───── Records provided
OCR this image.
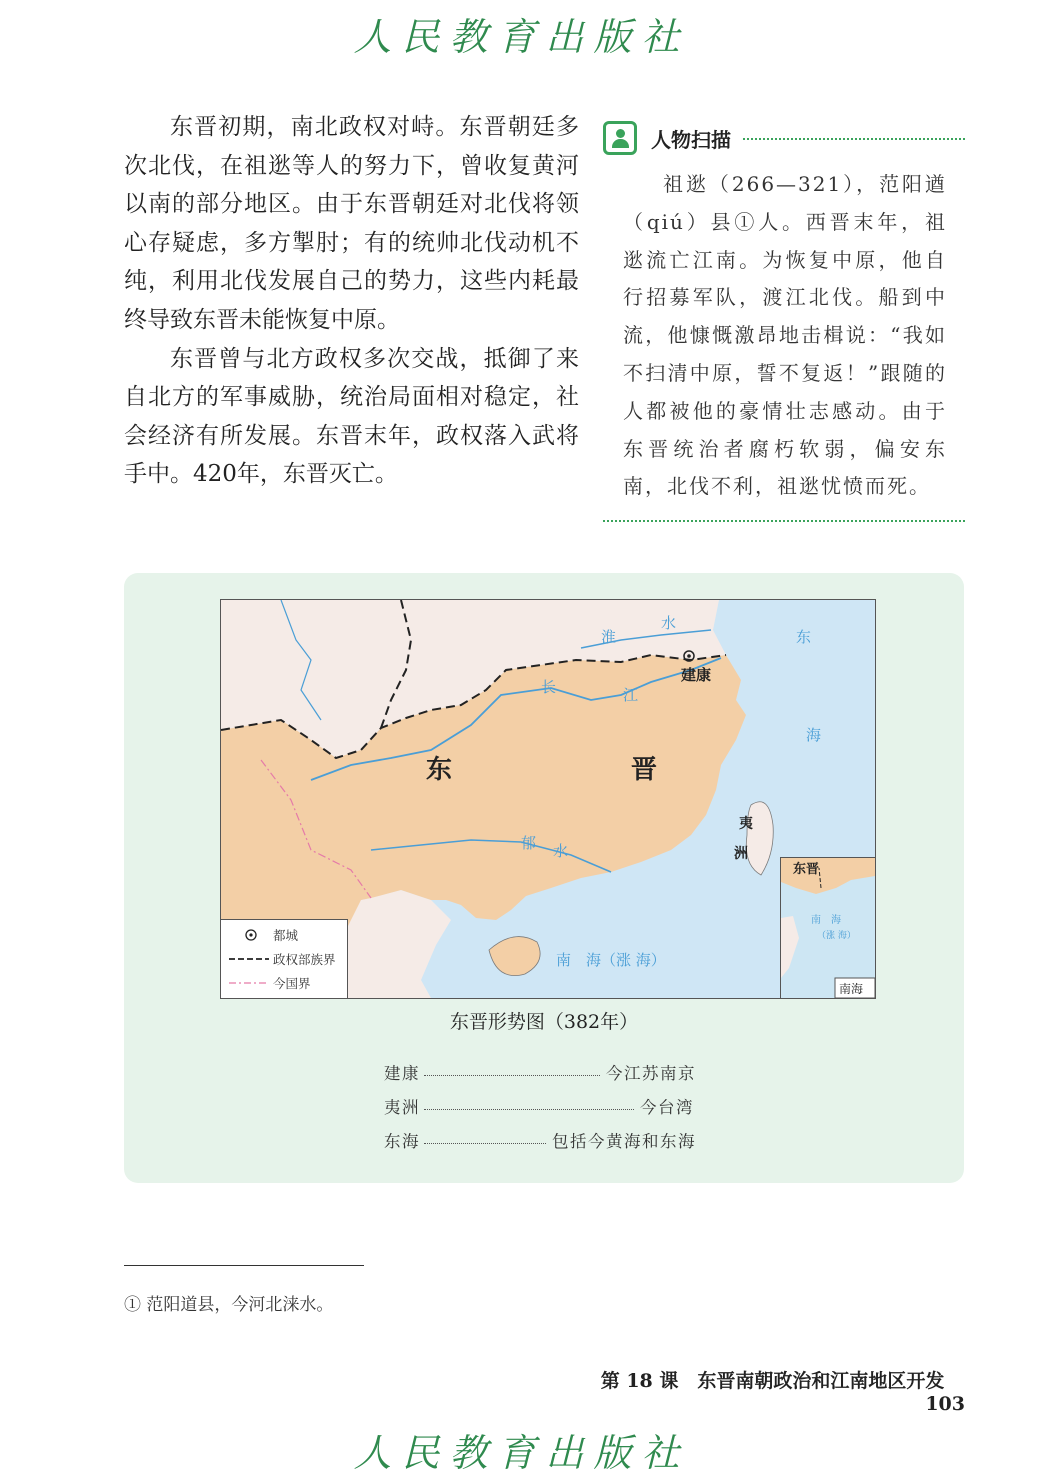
人民教育出版社

东晋初期，南北政权对峙。东晋朝廷多次北伐，在祖逖等人的努力下，曾收复黄河以南的部分地区。由于东晋朝廷对北伐将领心存疑虑，多方掣肘；有的统帅北伐动机不纯，利用北伐发展自己的势力，这些内耗最终导致东晋未能恢复中原。

东晋曾与北方政权多次交战，抵御了来自北方的军事威胁，统治局面相对稳定，社会经济有所发展。东晋末年，政权落入武将手中。420年，东晋灭亡。

人物扫描

祖逖（266—321），范阳遒（qiú）县①人。西晋末年，祖逖流亡江南。为恢复中原，他自行招募军队，渡江北伐。船到中流，他慷慨激昂地击楫说：“我如不扫清中原，誓不复返！”跟随的人都被他的豪情壮志感动。由于东晋统治者腐朽软弱，偏安东南，北伐不利，祖逖忧愤而死。

淮
水
长	江
郁 水
东
海
南　海（涨 海）
东	晋
建康
夷
洲
都城
政权部族界
今国界
东晋
南　海
（涨 海）
南海
东晋形势图（382年）
建康	今江苏南京
夷洲	今台湾
东海	包括今黄海和东海
① 范阳道县，今河北涞水。
第 18 课　东晋南朝政治和江南地区开发  103
人民教育出版社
──────────
■ Your task:
Restate every record exactly, please; do not copy the pictures.

■ Result of the exercise:
OCR this image.
人民教育出版社

东晋初期，南北政权对峙。东晋朝廷多次北伐，在祖逖等人的努力下，曾收复黄河以南的部分地区。由于东晋朝廷对北伐将领心存疑虑，多方掣肘；有的统帅北伐动机不纯，利用北伐发展自己的势力，这些内耗最终导致东晋未能恢复中原。

东晋曾与北方政权多次交战，抵御了来自北方的军事威胁，统治局面相对稳定，社会经济有所发展。东晋末年，政权落入武将手中。420年，东晋灭亡。

人物扫描

祖逖（266—321），范阳遒（qiú）县①人。西晋末年，祖逖流亡江南。为恢复中原，他自行招募军队，渡江北伐。船到中流，他慷慨激昂地击楫说：“我如不扫清中原，誓不复返！”跟随的人都被他的豪情壮志感动。由于东晋统治者腐朽软弱，偏安东南，北伐不利，祖逖忧愤而死。

淮
水
长	江
郁 水
东
海
南　海（涨 海）
东	晋
建康
夷
洲
都城
政权部族界
今国界
东晋
南　海
（涨 海）
南海
东晋形势图（382年）
建康	今江苏南京
夷洲	今台湾
东海	包括今黄海和东海
① 范阳道县，今河北涞水。
第 18 课　东晋南朝政治和江南地区开发  103
人民教育出版社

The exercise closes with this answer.